→ Dataset records
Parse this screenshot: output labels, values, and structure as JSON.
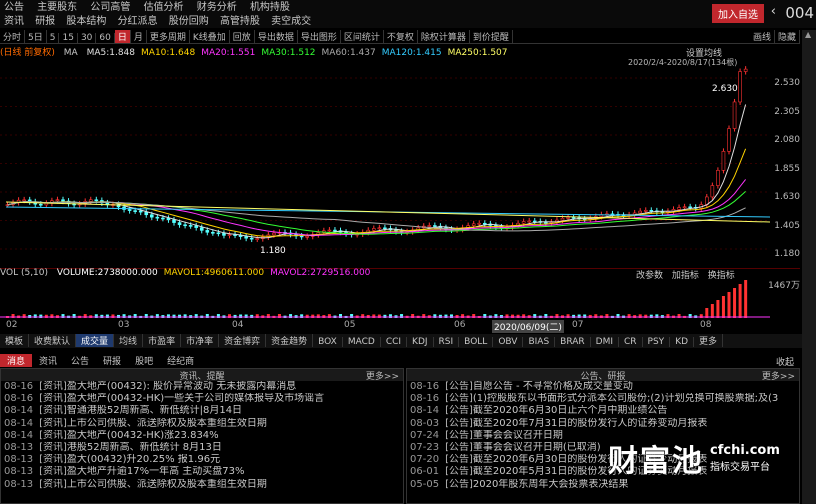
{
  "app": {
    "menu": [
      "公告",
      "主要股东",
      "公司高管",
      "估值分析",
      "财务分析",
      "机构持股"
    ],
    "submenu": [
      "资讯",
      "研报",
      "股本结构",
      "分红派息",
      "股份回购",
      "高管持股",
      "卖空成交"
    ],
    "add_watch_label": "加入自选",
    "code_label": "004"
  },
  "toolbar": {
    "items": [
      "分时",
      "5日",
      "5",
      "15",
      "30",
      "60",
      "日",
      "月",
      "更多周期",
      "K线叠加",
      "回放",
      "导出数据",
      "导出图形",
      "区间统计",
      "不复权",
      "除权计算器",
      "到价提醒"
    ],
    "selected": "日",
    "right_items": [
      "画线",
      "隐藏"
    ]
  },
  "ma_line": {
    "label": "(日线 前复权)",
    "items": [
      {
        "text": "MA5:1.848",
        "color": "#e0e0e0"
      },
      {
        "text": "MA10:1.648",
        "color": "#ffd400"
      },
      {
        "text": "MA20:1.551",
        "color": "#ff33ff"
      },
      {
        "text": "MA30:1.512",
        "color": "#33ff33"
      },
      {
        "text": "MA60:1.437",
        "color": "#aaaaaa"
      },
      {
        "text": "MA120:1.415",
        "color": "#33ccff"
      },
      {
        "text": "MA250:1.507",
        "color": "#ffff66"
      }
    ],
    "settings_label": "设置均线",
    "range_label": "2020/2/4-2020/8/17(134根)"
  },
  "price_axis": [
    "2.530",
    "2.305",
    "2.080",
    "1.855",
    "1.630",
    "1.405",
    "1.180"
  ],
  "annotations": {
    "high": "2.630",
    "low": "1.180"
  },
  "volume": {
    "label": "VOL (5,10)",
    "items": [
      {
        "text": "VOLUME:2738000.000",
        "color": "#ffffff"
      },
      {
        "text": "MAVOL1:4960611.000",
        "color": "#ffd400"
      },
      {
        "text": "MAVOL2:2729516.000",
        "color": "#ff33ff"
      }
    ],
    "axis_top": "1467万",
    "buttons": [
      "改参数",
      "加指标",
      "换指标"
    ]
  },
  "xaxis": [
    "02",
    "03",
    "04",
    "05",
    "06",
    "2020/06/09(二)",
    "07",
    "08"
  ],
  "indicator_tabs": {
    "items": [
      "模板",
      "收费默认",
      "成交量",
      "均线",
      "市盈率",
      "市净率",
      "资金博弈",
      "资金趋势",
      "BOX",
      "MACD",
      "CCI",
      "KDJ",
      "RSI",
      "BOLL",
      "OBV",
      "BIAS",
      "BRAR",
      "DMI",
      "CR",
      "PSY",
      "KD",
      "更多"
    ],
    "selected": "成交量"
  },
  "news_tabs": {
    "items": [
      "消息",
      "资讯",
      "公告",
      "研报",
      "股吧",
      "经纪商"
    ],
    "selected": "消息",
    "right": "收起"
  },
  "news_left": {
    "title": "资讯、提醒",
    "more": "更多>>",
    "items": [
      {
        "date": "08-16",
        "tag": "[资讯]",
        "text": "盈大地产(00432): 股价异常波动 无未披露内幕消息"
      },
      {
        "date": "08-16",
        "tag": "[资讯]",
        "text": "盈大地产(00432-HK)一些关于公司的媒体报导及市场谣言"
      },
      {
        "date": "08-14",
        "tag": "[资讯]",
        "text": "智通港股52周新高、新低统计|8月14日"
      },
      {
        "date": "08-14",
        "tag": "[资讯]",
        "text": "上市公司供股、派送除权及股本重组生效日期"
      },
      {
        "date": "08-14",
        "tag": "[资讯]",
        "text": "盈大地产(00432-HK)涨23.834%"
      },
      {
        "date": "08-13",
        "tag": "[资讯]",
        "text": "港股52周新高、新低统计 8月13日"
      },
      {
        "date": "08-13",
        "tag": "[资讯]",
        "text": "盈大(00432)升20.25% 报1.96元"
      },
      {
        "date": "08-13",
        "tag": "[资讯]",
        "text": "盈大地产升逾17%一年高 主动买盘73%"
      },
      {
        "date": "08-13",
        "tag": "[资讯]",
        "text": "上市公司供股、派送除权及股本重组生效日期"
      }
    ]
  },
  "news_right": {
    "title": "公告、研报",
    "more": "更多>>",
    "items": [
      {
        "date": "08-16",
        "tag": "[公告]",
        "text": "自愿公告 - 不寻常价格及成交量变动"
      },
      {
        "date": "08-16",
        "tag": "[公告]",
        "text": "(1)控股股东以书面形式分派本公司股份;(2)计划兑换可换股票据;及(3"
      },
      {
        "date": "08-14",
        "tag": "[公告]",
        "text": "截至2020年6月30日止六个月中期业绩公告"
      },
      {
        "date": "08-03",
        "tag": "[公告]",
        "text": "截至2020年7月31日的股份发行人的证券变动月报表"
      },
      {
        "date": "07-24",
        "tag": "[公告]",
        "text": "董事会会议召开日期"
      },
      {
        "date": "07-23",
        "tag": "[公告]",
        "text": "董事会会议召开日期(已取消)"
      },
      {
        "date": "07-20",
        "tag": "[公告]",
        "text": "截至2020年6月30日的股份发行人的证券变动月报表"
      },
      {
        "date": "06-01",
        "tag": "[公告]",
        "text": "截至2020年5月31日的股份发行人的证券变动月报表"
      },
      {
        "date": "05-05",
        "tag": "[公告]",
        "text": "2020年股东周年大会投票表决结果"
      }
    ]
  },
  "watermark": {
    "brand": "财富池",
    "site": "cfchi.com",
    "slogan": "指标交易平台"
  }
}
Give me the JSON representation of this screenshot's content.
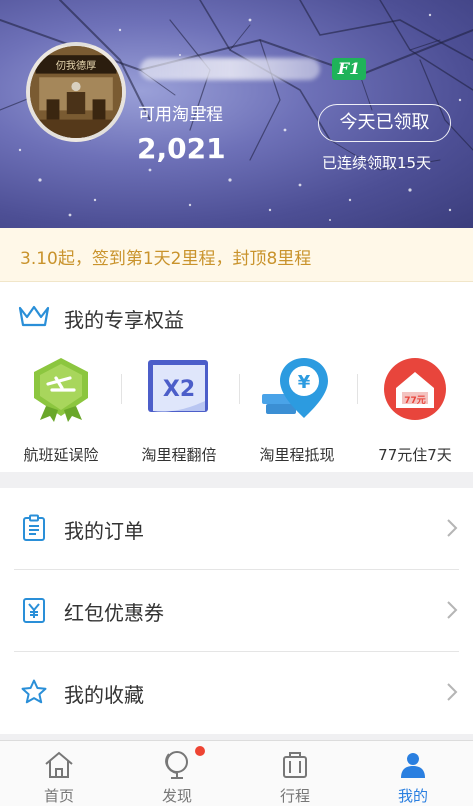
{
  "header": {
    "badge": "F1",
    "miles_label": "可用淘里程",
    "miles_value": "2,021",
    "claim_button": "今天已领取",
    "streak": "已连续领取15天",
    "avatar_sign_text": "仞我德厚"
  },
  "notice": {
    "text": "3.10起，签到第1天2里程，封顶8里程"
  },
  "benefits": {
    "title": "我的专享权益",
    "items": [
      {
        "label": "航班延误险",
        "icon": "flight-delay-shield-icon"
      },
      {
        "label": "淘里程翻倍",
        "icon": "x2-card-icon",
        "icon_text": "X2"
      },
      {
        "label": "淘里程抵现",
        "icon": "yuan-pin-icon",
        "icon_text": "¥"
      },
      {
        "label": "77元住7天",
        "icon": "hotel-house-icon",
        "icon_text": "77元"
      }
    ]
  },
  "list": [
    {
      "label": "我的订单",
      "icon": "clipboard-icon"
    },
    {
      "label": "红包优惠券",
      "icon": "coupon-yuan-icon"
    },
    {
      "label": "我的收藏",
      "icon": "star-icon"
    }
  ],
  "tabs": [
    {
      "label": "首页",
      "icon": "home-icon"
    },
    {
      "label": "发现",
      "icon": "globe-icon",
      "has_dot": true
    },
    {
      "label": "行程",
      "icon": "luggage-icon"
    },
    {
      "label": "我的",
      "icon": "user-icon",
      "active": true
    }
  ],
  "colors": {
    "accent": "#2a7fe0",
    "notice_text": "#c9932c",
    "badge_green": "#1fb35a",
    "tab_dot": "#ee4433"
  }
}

→ Work to complete
Repeat each line of the records above exactly, but do not copy the pictures.

→ Final answer
Parse this screenshot: output labels, values, and structure as JSON.
{
  "app": {
    "menu": [
      "公告",
      "主要股东",
      "公司高管",
      "估值分析",
      "财务分析",
      "机构持股"
    ],
    "submenu": [
      "资讯",
      "研报",
      "股本结构",
      "分红派息",
      "股份回购",
      "高管持股",
      "卖空成交"
    ],
    "add_watch_label": "加入自选",
    "code_label": "004"
  },
  "toolbar": {
    "items": [
      "分时",
      "5日",
      "5",
      "15",
      "30",
      "60",
      "日",
      "月",
      "更多周期",
      "K线叠加",
      "回放",
      "导出数据",
      "导出图形",
      "区间统计",
      "不复权",
      "除权计算器",
      "到价提醒"
    ],
    "selected": "日",
    "right_items": [
      "画线",
      "隐藏"
    ]
  },
  "ma_line": {
    "label": "(日线 前复权)",
    "items": [
      {
        "text": "MA5:1.848",
        "color": "#e0e0e0"
      },
      {
        "text": "MA10:1.648",
        "color": "#ffd400"
      },
      {
        "text": "MA20:1.551",
        "color": "#ff33ff"
      },
      {
        "text": "MA30:1.512",
        "color": "#33ff33"
      },
      {
        "text": "MA60:1.437",
        "color": "#aaaaaa"
      },
      {
        "text": "MA120:1.415",
        "color": "#33ccff"
      },
      {
        "text": "MA250:1.507",
        "color": "#ffff66"
      }
    ],
    "settings_label": "设置均线",
    "range_label": "2020/2/4-2020/8/17(134根)"
  },
  "price_axis": [
    "2.530",
    "2.305",
    "2.080",
    "1.855",
    "1.630",
    "1.405",
    "1.180"
  ],
  "annotations": {
    "high": "2.630",
    "low": "1.180"
  },
  "volume": {
    "label": "VOL (5,10)",
    "items": [
      {
        "text": "VOLUME:2738000.000",
        "color": "#ffffff"
      },
      {
        "text": "MAVOL1:4960611.000",
        "color": "#ffd400"
      },
      {
        "text": "MAVOL2:2729516.000",
        "color": "#ff33ff"
      }
    ],
    "axis_top": "1467万",
    "buttons": [
      "改参数",
      "加指标",
      "换指标"
    ]
  },
  "xaxis": [
    "02",
    "03",
    "04",
    "05",
    "06",
    "2020/06/09(二)",
    "07",
    "08"
  ],
  "indicator_tabs": {
    "items": [
      "模板",
      "收费默认",
      "成交量",
      "均线",
      "市盈率",
      "市净率",
      "资金博弈",
      "资金趋势",
      "BOX",
      "MACD",
      "CCI",
      "KDJ",
      "RSI",
      "BOLL",
      "OBV",
      "BIAS",
      "BRAR",
      "DMI",
      "CR",
      "PSY",
      "KD",
      "更多"
    ],
    "selected": "成交量"
  },
  "news_tabs": {
    "items": [
      "消息",
      "资讯",
      "公告",
      "研报",
      "股吧",
      "经纪商"
    ],
    "selected": "消息",
    "right": "收起"
  },
  "news_left": {
    "title": "资讯、提醒",
    "more": "更多>>",
    "items": [
      {
        "date": "08-16",
        "tag": "[资讯]",
        "text": "盈大地产(00432): 股价异常波动 无未披露内幕消息"
      },
      {
        "date": "08-16",
        "tag": "[资讯]",
        "text": "盈大地产(00432-HK)一些关于公司的媒体报导及市场谣言"
      },
      {
        "date": "08-14",
        "tag": "[资讯]",
        "text": "智通港股52周新高、新低统计|8月14日"
      },
      {
        "date": "08-14",
        "tag": "[资讯]",
        "text": "上市公司供股、派送除权及股本重组生效日期"
      },
      {
        "date": "08-14",
        "tag": "[资讯]",
        "text": "盈大地产(00432-HK)涨23.834%"
      },
      {
        "date": "08-13",
        "tag": "[资讯]",
        "text": "港股52周新高、新低统计 8月13日"
      },
      {
        "date": "08-13",
        "tag": "[资讯]",
        "text": "盈大(00432)升20.25% 报1.96元"
      },
      {
        "date": "08-13",
        "tag": "[资讯]",
        "text": "盈大地产升逾17%一年高 主动买盘73%"
      },
      {
        "date": "08-13",
        "tag": "[资讯]",
        "text": "上市公司供股、派送除权及股本重组生效日期"
      }
    ]
  },
  "news_right": {
    "title": "公告、研报",
    "more": "更多>>",
    "items": [
      {
        "date": "08-16",
        "tag": "[公告]",
        "text": "自愿公告 - 不寻常价格及成交量变动"
      },
      {
        "date": "08-16",
        "tag": "[公告]",
        "text": "(1)控股股东以书面形式分派本公司股份;(2)计划兑换可换股票据;及(3"
      },
      {
        "date": "08-14",
        "tag": "[公告]",
        "text": "截至2020年6月30日止六个月中期业绩公告"
      },
      {
        "date": "08-03",
        "tag": "[公告]",
        "text": "截至2020年7月31日的股份发行人的证券变动月报表"
      },
      {
        "date": "07-24",
        "tag": "[公告]",
        "text": "董事会会议召开日期"
      },
      {
        "date": "07-23",
        "tag": "[公告]",
        "text": "董事会会议召开日期(已取消)"
      },
      {
        "date": "07-20",
        "tag": "[公告]",
        "text": "截至2020年6月30日的股份发行人的证券变动月报表"
      },
      {
        "date": "06-01",
        "tag": "[公告]",
        "text": "截至2020年5月31日的股份发行人的证券变动月报表"
      },
      {
        "date": "05-05",
        "tag": "[公告]",
        "text": "2020年股东周年大会投票表决结果"
      }
    ]
  },
  "watermark": {
    "brand": "财富池",
    "site": "cfchi.com",
    "slogan": "指标交易平台"
  }
}
Give me the JSON representation of this screenshot's content.
{
  "header": {
    "badge": "F1",
    "miles_label": "可用淘里程",
    "miles_value": "2,021",
    "claim_button": "今天已领取",
    "streak": "已连续领取15天",
    "avatar_sign_text": "仞我德厚"
  },
  "notice": {
    "text": "3.10起，签到第1天2里程，封顶8里程"
  },
  "benefits": {
    "title": "我的专享权益",
    "items": [
      {
        "label": "航班延误险",
        "icon": "flight-delay-shield-icon"
      },
      {
        "label": "淘里程翻倍",
        "icon": "x2-card-icon",
        "icon_text": "X2"
      },
      {
        "label": "淘里程抵现",
        "icon": "yuan-pin-icon",
        "icon_text": "¥"
      },
      {
        "label": "77元住7天",
        "icon": "hotel-house-icon",
        "icon_text": "77元"
      }
    ]
  },
  "list": [
    {
      "label": "我的订单",
      "icon": "clipboard-icon"
    },
    {
      "label": "红包优惠券",
      "icon": "coupon-yuan-icon"
    },
    {
      "label": "我的收藏",
      "icon": "star-icon"
    }
  ],
  "tabs": [
    {
      "label": "首页",
      "icon": "home-icon"
    },
    {
      "label": "发现",
      "icon": "globe-icon",
      "has_dot": true
    },
    {
      "label": "行程",
      "icon": "luggage-icon"
    },
    {
      "label": "我的",
      "icon": "user-icon",
      "active": true
    }
  ],
  "colors": {
    "accent": "#2a7fe0",
    "notice_text": "#c9932c",
    "badge_green": "#1fb35a",
    "tab_dot": "#ee4433"
  }
}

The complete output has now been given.